◆ Raw data

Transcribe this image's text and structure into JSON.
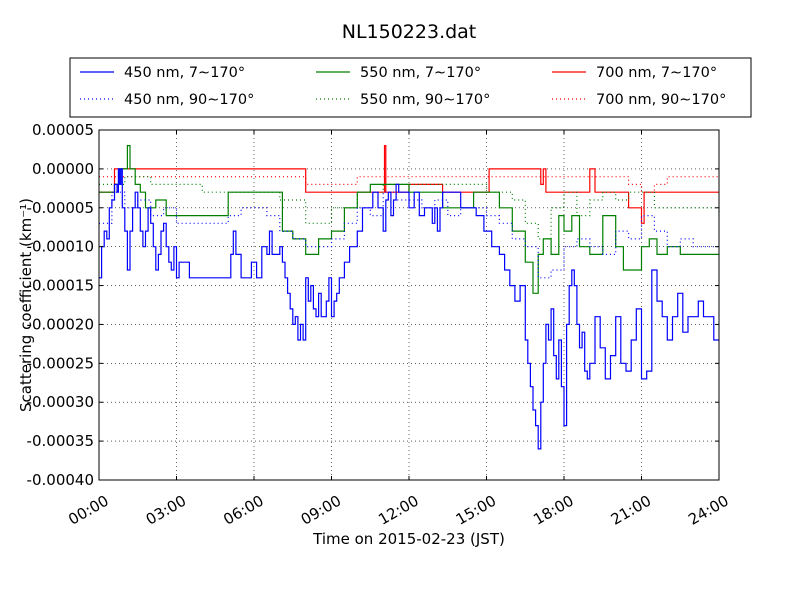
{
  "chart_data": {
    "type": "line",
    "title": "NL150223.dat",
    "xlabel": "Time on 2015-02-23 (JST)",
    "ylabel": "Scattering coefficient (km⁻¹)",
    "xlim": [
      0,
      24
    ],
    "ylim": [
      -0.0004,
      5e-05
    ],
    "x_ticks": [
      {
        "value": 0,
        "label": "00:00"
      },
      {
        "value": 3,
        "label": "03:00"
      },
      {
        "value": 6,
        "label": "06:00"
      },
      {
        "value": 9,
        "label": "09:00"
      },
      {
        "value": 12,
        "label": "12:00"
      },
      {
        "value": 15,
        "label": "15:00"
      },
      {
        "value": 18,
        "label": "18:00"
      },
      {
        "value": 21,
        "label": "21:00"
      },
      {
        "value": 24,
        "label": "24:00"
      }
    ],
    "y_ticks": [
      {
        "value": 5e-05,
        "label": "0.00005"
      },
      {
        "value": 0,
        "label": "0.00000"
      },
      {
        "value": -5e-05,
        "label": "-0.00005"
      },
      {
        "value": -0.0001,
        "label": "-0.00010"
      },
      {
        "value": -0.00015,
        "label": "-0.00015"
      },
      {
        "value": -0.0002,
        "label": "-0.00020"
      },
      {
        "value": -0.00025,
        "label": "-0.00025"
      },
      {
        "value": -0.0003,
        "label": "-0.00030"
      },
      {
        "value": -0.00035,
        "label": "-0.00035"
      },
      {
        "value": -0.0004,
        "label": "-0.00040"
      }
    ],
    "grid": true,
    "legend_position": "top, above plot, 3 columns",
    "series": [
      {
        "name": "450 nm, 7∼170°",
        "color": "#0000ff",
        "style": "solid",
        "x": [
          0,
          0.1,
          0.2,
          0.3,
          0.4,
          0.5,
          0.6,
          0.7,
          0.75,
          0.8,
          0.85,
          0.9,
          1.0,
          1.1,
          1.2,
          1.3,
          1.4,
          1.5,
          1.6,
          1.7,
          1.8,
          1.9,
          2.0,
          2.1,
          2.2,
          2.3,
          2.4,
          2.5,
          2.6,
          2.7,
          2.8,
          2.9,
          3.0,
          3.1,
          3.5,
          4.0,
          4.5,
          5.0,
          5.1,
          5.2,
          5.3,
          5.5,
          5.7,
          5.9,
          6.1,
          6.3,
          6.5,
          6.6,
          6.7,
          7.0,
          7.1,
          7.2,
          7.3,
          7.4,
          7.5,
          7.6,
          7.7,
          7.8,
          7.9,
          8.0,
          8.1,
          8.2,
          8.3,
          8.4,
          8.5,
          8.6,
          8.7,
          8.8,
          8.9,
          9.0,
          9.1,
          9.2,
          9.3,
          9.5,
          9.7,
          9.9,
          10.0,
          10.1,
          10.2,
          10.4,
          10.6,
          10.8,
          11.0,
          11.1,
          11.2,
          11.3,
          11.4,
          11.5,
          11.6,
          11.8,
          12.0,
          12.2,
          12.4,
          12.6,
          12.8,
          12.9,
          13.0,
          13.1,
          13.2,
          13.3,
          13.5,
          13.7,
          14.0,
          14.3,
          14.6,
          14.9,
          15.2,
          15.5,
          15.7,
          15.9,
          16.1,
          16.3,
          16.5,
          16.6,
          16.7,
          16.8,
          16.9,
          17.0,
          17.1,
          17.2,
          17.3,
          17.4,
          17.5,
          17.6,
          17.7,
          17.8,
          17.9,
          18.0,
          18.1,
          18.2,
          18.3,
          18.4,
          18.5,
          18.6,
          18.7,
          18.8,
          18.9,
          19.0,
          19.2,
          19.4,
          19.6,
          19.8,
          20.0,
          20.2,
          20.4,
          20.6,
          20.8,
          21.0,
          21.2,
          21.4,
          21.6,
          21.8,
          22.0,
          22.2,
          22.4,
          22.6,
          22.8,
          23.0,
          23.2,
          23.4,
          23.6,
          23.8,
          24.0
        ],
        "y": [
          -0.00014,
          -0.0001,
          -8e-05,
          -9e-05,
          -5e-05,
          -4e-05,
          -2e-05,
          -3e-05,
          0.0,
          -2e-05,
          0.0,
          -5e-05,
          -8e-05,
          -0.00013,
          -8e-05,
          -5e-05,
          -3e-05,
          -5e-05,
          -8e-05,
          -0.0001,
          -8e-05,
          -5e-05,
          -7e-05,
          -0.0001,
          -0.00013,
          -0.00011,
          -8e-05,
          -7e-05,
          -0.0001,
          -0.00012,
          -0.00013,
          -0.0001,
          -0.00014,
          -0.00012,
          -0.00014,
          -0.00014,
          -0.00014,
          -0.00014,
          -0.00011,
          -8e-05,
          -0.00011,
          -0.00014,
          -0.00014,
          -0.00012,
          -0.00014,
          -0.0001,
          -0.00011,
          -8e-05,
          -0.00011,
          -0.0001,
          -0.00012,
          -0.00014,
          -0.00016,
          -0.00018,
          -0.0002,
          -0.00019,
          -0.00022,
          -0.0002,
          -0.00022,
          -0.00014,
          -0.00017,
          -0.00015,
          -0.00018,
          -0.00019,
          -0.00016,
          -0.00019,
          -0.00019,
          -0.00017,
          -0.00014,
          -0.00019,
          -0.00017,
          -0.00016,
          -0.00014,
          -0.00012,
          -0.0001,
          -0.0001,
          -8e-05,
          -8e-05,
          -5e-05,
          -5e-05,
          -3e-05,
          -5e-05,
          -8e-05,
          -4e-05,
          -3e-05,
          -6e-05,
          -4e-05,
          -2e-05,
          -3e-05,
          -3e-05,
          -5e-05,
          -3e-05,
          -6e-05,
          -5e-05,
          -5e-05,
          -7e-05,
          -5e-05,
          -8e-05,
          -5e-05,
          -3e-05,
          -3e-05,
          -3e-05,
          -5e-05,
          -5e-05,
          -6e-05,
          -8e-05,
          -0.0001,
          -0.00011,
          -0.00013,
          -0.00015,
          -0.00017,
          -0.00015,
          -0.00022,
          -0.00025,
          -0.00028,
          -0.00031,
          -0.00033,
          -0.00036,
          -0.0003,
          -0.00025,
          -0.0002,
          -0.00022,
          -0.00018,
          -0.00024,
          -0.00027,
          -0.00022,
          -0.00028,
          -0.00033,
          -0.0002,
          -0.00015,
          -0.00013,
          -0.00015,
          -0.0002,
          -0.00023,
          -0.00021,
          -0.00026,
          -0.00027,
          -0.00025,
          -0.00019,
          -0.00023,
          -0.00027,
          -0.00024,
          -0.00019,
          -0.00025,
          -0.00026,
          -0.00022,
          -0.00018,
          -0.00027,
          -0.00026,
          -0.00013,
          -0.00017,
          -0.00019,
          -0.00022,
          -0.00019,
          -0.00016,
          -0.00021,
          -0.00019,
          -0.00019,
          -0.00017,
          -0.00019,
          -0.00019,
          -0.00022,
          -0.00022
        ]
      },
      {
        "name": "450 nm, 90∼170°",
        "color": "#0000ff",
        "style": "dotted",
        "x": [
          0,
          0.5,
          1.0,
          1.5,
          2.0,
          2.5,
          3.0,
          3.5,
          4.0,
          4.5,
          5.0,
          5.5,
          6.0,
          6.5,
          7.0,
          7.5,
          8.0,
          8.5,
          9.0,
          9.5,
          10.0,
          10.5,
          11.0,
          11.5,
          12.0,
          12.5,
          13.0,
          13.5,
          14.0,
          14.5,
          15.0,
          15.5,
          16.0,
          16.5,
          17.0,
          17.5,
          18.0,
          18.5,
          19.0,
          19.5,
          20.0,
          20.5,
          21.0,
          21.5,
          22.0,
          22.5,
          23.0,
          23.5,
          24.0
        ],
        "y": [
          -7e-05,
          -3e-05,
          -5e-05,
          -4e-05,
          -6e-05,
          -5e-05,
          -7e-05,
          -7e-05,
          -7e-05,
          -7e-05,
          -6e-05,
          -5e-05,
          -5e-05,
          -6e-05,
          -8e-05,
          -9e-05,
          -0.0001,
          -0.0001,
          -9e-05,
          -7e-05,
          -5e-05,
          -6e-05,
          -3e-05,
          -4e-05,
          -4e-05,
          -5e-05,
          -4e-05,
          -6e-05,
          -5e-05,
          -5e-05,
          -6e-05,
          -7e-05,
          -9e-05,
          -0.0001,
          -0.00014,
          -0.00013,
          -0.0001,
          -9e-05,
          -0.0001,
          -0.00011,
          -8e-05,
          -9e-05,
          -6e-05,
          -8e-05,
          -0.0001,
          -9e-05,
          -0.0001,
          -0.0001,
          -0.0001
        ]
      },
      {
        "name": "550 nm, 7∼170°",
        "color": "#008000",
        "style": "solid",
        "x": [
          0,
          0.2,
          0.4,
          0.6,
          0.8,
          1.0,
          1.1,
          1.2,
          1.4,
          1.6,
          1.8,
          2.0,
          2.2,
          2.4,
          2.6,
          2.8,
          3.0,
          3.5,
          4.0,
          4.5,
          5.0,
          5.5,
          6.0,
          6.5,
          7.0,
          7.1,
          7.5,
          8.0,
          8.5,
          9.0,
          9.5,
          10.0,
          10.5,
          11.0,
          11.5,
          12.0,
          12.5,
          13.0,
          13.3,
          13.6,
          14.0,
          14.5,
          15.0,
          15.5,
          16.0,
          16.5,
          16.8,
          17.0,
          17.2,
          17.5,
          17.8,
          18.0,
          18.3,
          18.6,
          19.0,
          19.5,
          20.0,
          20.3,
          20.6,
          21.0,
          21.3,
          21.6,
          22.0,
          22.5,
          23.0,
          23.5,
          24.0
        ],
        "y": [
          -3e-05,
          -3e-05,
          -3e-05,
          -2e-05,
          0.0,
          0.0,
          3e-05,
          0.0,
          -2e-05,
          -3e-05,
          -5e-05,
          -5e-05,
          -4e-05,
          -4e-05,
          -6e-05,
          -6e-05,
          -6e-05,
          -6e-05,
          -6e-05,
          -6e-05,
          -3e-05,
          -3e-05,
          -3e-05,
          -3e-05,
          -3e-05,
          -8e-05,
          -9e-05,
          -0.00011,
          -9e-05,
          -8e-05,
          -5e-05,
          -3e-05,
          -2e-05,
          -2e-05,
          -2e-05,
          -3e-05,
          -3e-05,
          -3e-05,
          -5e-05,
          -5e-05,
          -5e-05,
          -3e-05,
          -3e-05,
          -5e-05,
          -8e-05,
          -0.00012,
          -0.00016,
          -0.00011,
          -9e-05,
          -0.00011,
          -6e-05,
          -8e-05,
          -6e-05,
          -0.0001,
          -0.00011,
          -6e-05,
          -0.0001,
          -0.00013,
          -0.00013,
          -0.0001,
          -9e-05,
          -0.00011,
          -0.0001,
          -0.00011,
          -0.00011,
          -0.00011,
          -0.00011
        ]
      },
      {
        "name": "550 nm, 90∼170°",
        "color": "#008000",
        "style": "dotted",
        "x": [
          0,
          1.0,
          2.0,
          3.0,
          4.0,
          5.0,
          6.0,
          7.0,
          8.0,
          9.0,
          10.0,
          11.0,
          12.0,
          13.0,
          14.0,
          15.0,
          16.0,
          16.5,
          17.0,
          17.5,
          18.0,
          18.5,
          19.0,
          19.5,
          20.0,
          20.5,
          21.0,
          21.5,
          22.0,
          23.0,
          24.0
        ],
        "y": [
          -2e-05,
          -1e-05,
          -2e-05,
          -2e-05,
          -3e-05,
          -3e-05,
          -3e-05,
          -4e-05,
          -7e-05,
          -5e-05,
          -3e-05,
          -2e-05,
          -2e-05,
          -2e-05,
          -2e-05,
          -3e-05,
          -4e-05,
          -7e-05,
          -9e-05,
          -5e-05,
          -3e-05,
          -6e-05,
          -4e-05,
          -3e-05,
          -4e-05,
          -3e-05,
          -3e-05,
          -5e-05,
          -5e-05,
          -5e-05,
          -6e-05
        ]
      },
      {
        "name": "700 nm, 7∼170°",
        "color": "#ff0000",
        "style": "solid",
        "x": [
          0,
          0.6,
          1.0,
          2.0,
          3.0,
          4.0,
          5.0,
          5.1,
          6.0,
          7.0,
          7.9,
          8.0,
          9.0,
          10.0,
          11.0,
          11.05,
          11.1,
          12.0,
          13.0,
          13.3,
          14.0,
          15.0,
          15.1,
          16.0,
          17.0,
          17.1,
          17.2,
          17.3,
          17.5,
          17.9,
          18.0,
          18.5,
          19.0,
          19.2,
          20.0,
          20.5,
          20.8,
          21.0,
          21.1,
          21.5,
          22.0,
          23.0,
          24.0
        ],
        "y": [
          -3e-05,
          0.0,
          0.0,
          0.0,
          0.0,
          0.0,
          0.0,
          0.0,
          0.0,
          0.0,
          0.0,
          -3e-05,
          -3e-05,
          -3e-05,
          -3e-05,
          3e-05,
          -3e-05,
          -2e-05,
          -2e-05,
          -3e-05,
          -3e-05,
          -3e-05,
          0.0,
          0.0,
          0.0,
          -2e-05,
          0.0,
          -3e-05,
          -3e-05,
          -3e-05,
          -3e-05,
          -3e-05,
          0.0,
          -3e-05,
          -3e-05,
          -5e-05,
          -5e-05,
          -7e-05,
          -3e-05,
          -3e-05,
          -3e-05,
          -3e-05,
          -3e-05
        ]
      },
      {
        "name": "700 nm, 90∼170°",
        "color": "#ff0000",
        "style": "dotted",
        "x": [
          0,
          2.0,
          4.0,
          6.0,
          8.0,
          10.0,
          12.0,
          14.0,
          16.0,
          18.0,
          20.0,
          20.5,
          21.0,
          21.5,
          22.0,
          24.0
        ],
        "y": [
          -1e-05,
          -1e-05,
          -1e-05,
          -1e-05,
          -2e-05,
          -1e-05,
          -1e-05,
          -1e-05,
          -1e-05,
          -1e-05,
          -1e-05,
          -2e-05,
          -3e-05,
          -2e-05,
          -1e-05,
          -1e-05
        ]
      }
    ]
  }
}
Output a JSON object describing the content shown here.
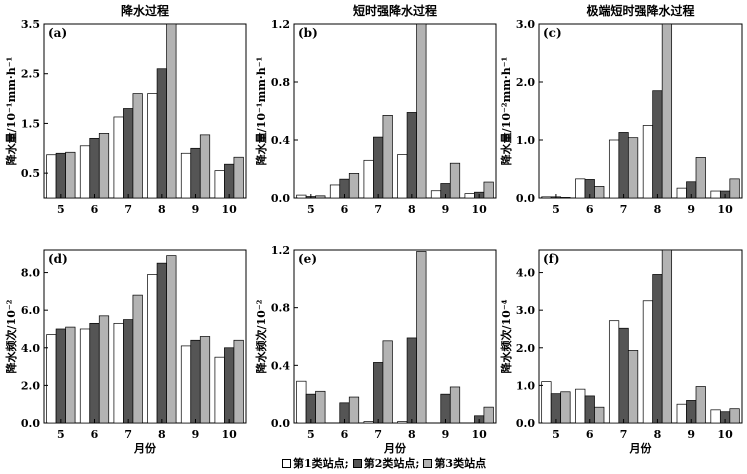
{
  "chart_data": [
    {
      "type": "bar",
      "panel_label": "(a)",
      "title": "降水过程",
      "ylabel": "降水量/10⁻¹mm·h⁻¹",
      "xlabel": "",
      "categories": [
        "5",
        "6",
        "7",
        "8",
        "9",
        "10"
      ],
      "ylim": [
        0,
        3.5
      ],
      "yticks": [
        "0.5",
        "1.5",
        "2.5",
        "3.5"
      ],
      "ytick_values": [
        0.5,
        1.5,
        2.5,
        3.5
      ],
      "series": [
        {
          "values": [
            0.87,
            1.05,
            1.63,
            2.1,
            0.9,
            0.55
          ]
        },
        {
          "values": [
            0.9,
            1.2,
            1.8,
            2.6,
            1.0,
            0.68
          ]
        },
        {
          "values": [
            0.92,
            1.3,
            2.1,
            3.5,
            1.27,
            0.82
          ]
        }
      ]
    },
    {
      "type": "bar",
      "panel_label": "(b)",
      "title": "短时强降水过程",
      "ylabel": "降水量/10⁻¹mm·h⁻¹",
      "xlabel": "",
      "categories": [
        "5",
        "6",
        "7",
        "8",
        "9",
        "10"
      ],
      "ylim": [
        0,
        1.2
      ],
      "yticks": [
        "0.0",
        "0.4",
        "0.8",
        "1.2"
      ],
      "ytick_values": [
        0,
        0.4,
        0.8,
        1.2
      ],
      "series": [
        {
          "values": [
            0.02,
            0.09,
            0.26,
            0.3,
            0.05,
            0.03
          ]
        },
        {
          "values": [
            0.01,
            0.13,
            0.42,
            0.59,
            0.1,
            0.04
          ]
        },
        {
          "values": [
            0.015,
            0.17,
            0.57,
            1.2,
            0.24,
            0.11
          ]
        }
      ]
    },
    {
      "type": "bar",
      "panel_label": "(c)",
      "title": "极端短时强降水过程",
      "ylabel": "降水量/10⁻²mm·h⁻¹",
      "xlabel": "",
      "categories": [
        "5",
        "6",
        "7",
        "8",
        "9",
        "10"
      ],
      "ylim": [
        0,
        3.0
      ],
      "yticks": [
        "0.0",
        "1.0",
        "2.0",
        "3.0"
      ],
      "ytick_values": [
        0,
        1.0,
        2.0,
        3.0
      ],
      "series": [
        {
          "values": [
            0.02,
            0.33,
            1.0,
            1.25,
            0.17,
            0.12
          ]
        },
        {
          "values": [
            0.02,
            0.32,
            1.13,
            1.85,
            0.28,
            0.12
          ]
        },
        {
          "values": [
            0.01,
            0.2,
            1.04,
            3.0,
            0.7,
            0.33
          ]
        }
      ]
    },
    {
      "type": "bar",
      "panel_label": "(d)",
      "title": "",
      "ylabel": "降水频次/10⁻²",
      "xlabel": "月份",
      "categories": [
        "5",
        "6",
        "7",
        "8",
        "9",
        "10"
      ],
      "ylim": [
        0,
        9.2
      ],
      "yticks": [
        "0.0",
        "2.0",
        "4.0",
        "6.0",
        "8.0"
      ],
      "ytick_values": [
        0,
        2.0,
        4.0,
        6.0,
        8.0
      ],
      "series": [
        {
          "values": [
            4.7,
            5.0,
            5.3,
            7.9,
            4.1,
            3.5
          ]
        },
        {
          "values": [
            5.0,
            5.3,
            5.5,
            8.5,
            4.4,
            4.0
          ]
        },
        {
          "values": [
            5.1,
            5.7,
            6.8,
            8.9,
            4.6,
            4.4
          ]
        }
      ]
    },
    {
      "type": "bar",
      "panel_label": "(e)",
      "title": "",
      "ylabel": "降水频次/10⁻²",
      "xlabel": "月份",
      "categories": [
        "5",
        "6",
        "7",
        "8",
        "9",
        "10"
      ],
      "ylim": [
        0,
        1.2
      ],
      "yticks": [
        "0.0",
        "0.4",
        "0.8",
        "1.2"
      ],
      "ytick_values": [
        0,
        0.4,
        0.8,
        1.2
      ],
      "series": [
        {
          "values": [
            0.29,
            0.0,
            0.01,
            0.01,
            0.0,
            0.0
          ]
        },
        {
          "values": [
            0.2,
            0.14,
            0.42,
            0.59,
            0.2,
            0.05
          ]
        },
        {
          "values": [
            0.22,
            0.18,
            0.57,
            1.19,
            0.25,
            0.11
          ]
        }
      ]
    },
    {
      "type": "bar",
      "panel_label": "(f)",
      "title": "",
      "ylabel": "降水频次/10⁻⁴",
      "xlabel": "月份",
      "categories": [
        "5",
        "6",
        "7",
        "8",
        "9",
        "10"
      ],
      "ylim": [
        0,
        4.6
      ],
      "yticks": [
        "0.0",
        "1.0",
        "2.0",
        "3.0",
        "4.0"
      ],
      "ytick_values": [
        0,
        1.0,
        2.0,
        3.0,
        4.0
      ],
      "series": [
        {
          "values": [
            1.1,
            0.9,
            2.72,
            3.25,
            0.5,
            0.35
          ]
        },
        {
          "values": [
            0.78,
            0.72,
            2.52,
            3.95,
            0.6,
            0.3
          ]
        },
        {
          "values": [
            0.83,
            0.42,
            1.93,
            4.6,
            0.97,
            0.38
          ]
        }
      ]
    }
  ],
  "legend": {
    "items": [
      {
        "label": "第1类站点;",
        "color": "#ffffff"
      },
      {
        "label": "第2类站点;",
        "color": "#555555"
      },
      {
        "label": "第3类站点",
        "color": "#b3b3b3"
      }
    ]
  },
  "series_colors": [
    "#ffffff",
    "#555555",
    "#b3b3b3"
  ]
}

◆ Stated exercise
Filter the entries down to the lines with the word "JSON" in them.

◆ The output
Transcribe this image's text and structure into JSON.
Output a JSON object describing the content shown here.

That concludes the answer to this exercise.